Real – Deportivo już dziś! Noc Zidane’a czy wygrana „Depor”?


9 stycznia 2016 Real – Deportivo już dziś! Noc Zidane’a czy wygrana „Depor”?

To już dziś! Przed nami debiut Zinedine'a Zidane’a w roli szkoleniowca Realu Madryt. Emocje, jakie w piłkarskim świecie wzbudza najbliższy pojedynek „Królewskich”, możemy porównać do tych, które towarzyszą starciom z Barceloną czy Atletico Madryt. A rywal też nie najgorszy. Deportivo spisuje się w tym sezonie znakomicie. Panie i panowie, szykujcie się na partidazo!


Udostępnij na Udostępnij na

Jeszcze tydzień temu mało kto spodziewał się, że z Realem Madryt pożegna się Rafa Benitez. Cierpliwość Florentino Pereza ma jednak granice i były trener między innymi Valencii i Liverpoolu musiał pożegnać się z Santiago Bernabeu. Jego miejsce zajął Zinedine Zidane – legenda „Galacticos”. Doświadczenie trenerskie? Znikome. Kilkanaście miesięcy w „Castilli” – rezerwach Realu. „Zizou” na ławce domagało się od wielu tygodni całe madridismo, a prezes „Królewskich” postanowił podjąć ryzyko i tę prośbę spełnić. Jaki będzie Zidane jako trener? Ciężko wyrokować. W Madrycie wszyscy wierzą w to, że będzie on „madryckim Guardiolą”. Wiemy też, jakie są założenia. Jaki ten Real „Zizou” ma być.

◆ ◆ ◆ ◆

(Cel ćwiczenia) Przeredaguj zapowiedź meczu: przepisz wszystko od słów „To już dziś!” aż po słowa „się na partidazo!”, wstawiając „Sevillą” w miejsce „Barceloną”. Wpisy nie mają tu żadnego znaczenia.

(Wpisy)
◆ ◆ ◆ ◆

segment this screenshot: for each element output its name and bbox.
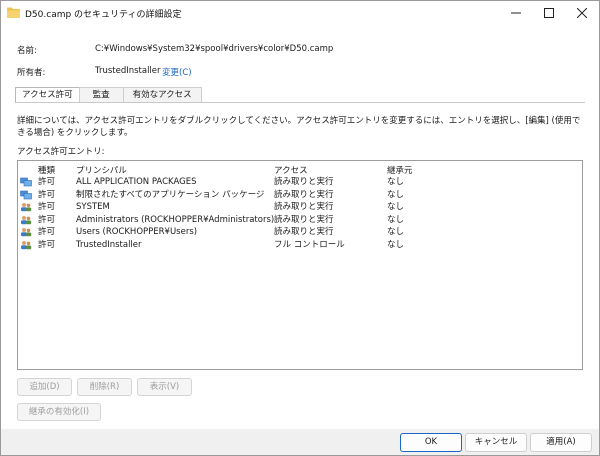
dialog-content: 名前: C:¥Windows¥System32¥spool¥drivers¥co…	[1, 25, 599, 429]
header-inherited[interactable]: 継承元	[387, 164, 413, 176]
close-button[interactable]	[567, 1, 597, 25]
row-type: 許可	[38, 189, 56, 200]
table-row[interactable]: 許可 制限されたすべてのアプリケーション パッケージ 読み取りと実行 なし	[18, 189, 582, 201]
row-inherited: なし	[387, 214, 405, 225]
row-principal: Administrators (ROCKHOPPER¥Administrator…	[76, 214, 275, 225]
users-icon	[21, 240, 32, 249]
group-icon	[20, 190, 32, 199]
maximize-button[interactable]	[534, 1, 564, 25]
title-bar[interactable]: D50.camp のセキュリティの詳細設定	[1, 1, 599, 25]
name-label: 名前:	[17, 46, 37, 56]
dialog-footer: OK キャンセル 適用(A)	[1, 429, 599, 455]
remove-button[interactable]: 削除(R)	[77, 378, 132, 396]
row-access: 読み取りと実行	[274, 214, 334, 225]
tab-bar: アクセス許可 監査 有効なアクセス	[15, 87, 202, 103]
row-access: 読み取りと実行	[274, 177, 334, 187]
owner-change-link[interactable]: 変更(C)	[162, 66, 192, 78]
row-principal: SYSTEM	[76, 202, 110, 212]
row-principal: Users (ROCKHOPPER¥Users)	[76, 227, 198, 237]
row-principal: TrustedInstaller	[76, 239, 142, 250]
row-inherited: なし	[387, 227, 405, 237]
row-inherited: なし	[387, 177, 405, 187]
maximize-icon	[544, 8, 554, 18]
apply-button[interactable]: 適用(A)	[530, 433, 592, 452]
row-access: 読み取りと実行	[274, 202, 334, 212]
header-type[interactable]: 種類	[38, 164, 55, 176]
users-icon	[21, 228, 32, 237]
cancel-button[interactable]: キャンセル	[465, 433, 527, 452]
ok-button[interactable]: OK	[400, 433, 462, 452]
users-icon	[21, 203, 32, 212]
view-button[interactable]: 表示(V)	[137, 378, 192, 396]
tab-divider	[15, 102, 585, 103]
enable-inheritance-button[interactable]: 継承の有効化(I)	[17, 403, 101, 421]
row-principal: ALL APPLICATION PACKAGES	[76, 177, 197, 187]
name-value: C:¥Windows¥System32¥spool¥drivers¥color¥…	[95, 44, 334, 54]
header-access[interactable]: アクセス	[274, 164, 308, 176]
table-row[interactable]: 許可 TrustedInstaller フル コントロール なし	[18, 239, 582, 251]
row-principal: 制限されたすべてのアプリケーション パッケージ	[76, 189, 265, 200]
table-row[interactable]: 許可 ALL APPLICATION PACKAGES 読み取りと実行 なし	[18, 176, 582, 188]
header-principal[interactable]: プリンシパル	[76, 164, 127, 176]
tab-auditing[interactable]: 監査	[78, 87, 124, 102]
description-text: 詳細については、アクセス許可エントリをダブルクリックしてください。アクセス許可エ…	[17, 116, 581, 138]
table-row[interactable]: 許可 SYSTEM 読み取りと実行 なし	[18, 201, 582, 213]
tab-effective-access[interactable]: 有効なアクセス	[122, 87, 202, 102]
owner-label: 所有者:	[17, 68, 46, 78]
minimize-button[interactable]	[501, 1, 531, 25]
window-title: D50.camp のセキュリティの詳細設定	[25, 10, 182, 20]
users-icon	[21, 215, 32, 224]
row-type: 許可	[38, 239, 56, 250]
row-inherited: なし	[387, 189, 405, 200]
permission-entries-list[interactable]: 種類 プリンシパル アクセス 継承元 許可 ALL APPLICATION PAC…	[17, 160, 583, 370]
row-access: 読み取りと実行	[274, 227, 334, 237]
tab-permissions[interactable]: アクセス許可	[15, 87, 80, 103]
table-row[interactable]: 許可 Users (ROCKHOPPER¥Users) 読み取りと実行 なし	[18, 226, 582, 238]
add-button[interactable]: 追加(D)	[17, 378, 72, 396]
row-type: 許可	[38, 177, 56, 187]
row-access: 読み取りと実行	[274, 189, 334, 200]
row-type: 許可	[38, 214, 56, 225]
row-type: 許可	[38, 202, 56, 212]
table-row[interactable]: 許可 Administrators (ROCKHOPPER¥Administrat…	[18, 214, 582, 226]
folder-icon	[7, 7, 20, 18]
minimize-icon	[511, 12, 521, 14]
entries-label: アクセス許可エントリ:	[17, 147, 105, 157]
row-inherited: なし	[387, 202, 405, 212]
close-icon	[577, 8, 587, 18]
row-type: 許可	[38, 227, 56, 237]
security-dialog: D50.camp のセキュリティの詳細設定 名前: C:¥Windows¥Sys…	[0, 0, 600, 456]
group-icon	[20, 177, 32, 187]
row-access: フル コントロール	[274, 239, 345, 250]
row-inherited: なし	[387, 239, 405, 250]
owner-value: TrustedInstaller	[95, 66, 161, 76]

◆ ◆ ◆ ◆

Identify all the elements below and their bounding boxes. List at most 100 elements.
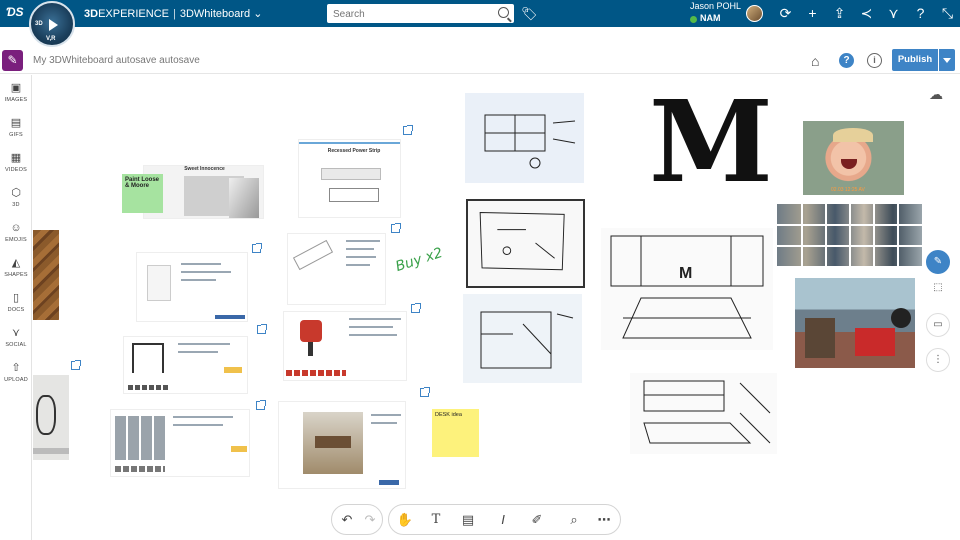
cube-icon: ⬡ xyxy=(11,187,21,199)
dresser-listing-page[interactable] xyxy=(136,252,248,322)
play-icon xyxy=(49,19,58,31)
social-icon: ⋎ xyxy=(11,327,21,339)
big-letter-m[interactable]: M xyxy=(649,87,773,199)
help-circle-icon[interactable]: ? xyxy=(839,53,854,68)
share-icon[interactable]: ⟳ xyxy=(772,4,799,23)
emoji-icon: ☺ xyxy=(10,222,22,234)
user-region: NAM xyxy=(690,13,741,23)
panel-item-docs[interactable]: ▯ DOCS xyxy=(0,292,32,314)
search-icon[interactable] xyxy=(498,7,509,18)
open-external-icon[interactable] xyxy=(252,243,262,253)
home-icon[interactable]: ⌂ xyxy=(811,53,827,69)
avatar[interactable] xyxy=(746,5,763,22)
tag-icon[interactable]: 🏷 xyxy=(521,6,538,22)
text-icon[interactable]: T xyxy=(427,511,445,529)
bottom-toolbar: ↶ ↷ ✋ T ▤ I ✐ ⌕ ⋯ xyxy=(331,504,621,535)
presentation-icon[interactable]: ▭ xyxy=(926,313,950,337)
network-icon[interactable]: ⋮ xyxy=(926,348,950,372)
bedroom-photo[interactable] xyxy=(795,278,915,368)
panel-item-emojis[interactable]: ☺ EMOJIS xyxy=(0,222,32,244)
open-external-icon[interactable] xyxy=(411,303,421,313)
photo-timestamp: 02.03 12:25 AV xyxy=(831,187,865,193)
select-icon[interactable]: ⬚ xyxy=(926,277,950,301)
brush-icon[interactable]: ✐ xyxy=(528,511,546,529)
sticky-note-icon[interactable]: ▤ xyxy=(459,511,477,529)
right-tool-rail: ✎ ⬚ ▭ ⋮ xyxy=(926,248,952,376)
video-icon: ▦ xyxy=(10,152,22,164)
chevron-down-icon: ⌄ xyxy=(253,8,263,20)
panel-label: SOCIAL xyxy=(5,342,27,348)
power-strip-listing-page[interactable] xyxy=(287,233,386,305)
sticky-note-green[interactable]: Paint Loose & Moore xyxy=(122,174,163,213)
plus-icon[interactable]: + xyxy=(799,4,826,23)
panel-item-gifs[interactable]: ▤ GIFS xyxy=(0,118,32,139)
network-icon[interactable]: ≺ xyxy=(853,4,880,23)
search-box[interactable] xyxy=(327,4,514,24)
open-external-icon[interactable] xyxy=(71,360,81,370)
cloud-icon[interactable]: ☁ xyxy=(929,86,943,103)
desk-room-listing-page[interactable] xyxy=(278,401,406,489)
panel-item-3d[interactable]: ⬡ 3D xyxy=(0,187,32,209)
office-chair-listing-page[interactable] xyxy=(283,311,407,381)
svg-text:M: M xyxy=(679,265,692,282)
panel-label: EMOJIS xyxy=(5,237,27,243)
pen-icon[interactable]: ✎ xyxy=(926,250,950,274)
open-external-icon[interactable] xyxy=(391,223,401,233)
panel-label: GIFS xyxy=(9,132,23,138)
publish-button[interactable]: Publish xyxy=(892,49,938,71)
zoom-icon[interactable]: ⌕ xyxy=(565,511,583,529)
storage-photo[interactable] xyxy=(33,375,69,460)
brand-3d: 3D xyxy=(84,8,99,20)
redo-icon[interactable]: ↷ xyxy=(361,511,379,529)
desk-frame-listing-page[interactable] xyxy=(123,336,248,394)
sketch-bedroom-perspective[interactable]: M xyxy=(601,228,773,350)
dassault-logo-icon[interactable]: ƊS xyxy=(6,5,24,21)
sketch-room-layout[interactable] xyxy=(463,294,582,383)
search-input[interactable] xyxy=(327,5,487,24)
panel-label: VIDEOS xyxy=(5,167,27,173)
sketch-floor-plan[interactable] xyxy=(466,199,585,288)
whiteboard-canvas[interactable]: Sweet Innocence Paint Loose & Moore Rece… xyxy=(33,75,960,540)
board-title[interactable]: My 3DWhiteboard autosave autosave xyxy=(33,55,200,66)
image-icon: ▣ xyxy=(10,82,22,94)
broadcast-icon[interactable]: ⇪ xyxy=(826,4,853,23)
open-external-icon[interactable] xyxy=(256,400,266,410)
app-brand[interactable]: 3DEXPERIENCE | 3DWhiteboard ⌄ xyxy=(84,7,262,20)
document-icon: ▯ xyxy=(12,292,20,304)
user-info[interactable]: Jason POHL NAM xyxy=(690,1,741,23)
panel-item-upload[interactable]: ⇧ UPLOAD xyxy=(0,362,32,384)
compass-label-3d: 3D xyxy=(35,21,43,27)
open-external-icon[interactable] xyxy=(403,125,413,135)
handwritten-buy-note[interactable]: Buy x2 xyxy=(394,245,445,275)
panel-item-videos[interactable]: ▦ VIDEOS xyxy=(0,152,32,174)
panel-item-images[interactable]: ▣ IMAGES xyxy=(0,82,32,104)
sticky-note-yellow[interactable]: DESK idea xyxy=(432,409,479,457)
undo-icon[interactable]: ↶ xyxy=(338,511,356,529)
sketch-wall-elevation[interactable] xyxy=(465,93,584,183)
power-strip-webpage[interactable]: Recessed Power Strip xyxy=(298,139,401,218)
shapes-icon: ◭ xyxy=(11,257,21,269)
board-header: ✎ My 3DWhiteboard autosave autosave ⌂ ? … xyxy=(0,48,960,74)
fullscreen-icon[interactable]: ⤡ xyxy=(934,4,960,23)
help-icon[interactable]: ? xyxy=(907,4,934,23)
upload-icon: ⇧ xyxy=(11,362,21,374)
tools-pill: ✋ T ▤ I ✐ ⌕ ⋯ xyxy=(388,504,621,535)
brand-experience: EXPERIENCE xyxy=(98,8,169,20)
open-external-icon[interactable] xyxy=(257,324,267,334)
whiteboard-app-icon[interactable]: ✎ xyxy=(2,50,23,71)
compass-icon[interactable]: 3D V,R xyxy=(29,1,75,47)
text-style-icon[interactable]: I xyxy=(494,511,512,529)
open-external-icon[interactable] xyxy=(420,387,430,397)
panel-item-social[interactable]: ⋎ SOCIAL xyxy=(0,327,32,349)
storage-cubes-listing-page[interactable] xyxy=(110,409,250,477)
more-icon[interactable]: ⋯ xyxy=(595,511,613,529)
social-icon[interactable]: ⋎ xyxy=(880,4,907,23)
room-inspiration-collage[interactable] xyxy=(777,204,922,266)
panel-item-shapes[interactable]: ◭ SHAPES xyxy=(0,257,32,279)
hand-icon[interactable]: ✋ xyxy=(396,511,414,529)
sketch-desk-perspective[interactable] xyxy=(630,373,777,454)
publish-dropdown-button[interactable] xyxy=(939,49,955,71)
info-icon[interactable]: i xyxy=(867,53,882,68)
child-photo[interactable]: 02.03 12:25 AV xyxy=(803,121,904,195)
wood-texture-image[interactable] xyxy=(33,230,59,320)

◆ ◆ ◆ ◆

(Rozwiązanie)
To już dziś! Przed nami debiut Zinedine'a Zidane’a w roli szkoleniowca Realu Madryt. Emocje, jakie w piłkarskim świecie wzbudza najbliższy pojedynek „Królewskich”, możemy porównać do tych, które towarzyszą starciom z Sevillą czy Atletico Madryt. A rywal też nie najgorszy. Deportivo spisuje się w tym sezonie znakomicie. Panie i panowie, szykujcie się na partidazo!